[start]

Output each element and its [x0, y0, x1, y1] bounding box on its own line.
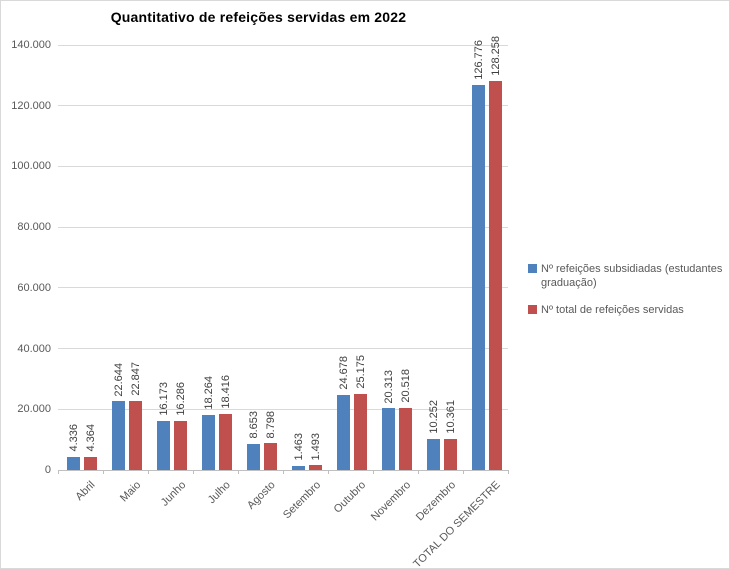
bar-total-novembro[interactable] [399, 407, 412, 470]
legend-label: Nº total de refeições servidas [541, 304, 684, 316]
data-label: 16.286 [174, 381, 187, 416]
bar-total-abril[interactable] [84, 456, 97, 470]
bar-group-junho: 16.173 16.286 [148, 45, 193, 470]
x-axis-label-total-do-semestre: TOTAL DO SEMESTRE [411, 479, 503, 569]
legend-swatch-red [528, 305, 537, 314]
y-axis-tick-label: 40.000 [17, 342, 51, 355]
data-label: 1.493 [309, 432, 322, 461]
bar-total-julho[interactable] [219, 414, 232, 470]
x-axis-label-abril: Abril [73, 479, 98, 504]
y-axis-tick-label: 20.000 [17, 403, 51, 416]
legend-swatch-blue [528, 264, 537, 273]
gridline [58, 408, 508, 410]
bar-total-maio[interactable] [129, 400, 142, 470]
bar-subsidiadas-dezembro[interactable] [427, 438, 440, 470]
y-axis-tick-label: 140.000 [11, 39, 51, 51]
data-label: 18.416 [219, 375, 232, 410]
bar-subsidiadas-agosto[interactable] [247, 443, 260, 470]
bar-group-abril: 4.336 4.364 [58, 45, 103, 470]
bar-group-agosto: 8.653 8.798 [238, 45, 283, 470]
y-axis-tick-labels: 0 20.000 40.000 60.000 80.000 100.000 120.000 1… [1, 39, 51, 476]
data-label: 20.518 [399, 369, 412, 403]
bar-subsidiadas-total-do-semestre[interactable] [472, 85, 485, 470]
y-axis-tick-label: 60.000 [17, 281, 51, 294]
data-label: 10.361 [444, 399, 457, 434]
data-label: 20.313 [382, 369, 395, 404]
x-axis-label-junho: Junho [158, 479, 188, 509]
x-axis-tick [193, 470, 194, 474]
bar-group-outubro: 24.678 25.175 [328, 45, 373, 470]
data-label: 18.264 [202, 375, 215, 410]
x-axis-label-agosto: Agosto [245, 479, 278, 512]
x-axis-tick [373, 470, 374, 474]
bar-total-junho[interactable] [174, 420, 187, 470]
plot-area: 4.336 4.364 Abril 22.644 22.847 Maio 16.173 16.… [58, 36, 509, 568]
bar-group-dezembro: 10.252 10.361 [418, 45, 463, 470]
bar-group-setembro: 1.463 1.493 [283, 45, 328, 470]
x-axis-tick [283, 470, 284, 474]
bar-subsidiadas-outubro[interactable] [337, 395, 350, 470]
bar-total-agosto[interactable] [264, 443, 277, 470]
bar-group-novembro: 20.313 20.518 [373, 45, 418, 470]
x-axis-label-maio: Maio [117, 479, 143, 505]
data-label: 22.847 [129, 362, 142, 396]
x-axis-tick [238, 470, 239, 474]
y-axis-tick-label: 0 [44, 464, 51, 476]
gridline [58, 165, 508, 167]
x-axis-label-novembro: Novembro [368, 479, 413, 524]
data-label: 10.252 [427, 400, 440, 434]
x-axis-tick [418, 470, 419, 474]
gridline [58, 105, 508, 107]
bar-group-total-do-semestre: 126.776 128.258 [463, 36, 508, 470]
bar-subsidiadas-junho[interactable] [157, 420, 170, 470]
gridline [58, 44, 508, 46]
legend-item-subsidiadas[interactable]: Nº refeições subsidiadas (estudantes gra… [528, 262, 724, 290]
data-label: 128.258 [489, 35, 502, 76]
x-axis-label-setembro: Setembro [280, 479, 323, 522]
x-axis-label-julho: Julho [205, 479, 233, 507]
data-label: 4.364 [84, 424, 97, 452]
bar-subsidiadas-abril[interactable] [67, 456, 80, 470]
data-label: 22.644 [112, 362, 125, 397]
x-axis-label-outubro: Outubro [331, 479, 368, 516]
bar-subsidiadas-setembro[interactable] [292, 465, 305, 470]
x-axis-label-dezembro: Dezembro [413, 479, 458, 524]
bar-subsidiadas-julho[interactable] [202, 414, 215, 470]
y-axis-tick-label: 120.000 [11, 99, 51, 112]
data-label: 8.798 [264, 410, 277, 439]
bar-subsidiadas-novembro[interactable] [382, 408, 395, 470]
y-axis-tick-label: 80.000 [17, 221, 51, 234]
bar-total-setembro[interactable] [309, 465, 322, 470]
y-axis-tick-label: 100.000 [11, 160, 51, 173]
x-axis-tick [508, 470, 509, 474]
data-label: 8.653 [247, 411, 260, 439]
bar-total-total-do-semestre[interactable] [489, 80, 502, 470]
bar-total-outubro[interactable] [354, 393, 367, 470]
legend-label: Nº refeições subsidiadas (estudantes gra… [541, 263, 723, 289]
x-axis-tick [463, 470, 464, 474]
data-label: 25.175 [354, 354, 367, 389]
data-label: 1.463 [292, 433, 305, 461]
gridline [58, 226, 508, 228]
data-label: 126.776 [472, 40, 485, 81]
legend: Nº refeições subsidiadas (estudantes gra… [528, 262, 724, 317]
data-label: 16.173 [157, 382, 170, 416]
data-label: 24.678 [337, 356, 350, 391]
gridline [58, 348, 508, 350]
data-label: 4.336 [67, 424, 80, 452]
bar-group-julho: 18.264 18.416 [193, 45, 238, 470]
legend-item-total[interactable]: Nº total de refeições servidas [528, 303, 724, 317]
x-axis-tick [58, 470, 59, 474]
chart-title: Quantitativo de refeições servidas em 20… [110, 9, 407, 25]
x-axis-tick [148, 470, 149, 474]
x-axis-tick [328, 470, 329, 474]
bar-subsidiadas-maio[interactable] [112, 401, 125, 470]
bar-group-maio: 22.644 22.847 [103, 45, 148, 470]
x-axis-tick [103, 470, 104, 474]
bar-total-dezembro[interactable] [444, 438, 457, 470]
gridline [58, 287, 508, 289]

[end]

What to produce —
Pull out the lines starting at the one that contains "bar-total-novembro[interactable] [399, 407, 412, 470]" and ending at the one that contains "legend-swatch-blue [528, 264, 537, 273]", and copy them unchanged.

Task solution —
bar-total-novembro[interactable] [399, 407, 412, 470]
legend-label: Nº total de refeições servidas [541, 304, 684, 316]
data-label: 16.286 [174, 381, 187, 416]
bar-total-abril[interactable] [84, 456, 97, 470]
bar-group-junho: 16.173 16.286 [148, 45, 193, 470]
x-axis-label-total-do-semestre: TOTAL DO SEMESTRE [411, 479, 503, 569]
legend-swatch-red [528, 305, 537, 314]
y-axis-tick-label: 40.000 [17, 342, 51, 355]
data-label: 1.493 [309, 432, 322, 461]
bar-total-julho[interactable] [219, 414, 232, 470]
x-axis-label-abril: Abril [73, 479, 98, 504]
y-axis-tick-label: 20.000 [17, 403, 51, 416]
legend-swatch-blue [528, 264, 537, 273]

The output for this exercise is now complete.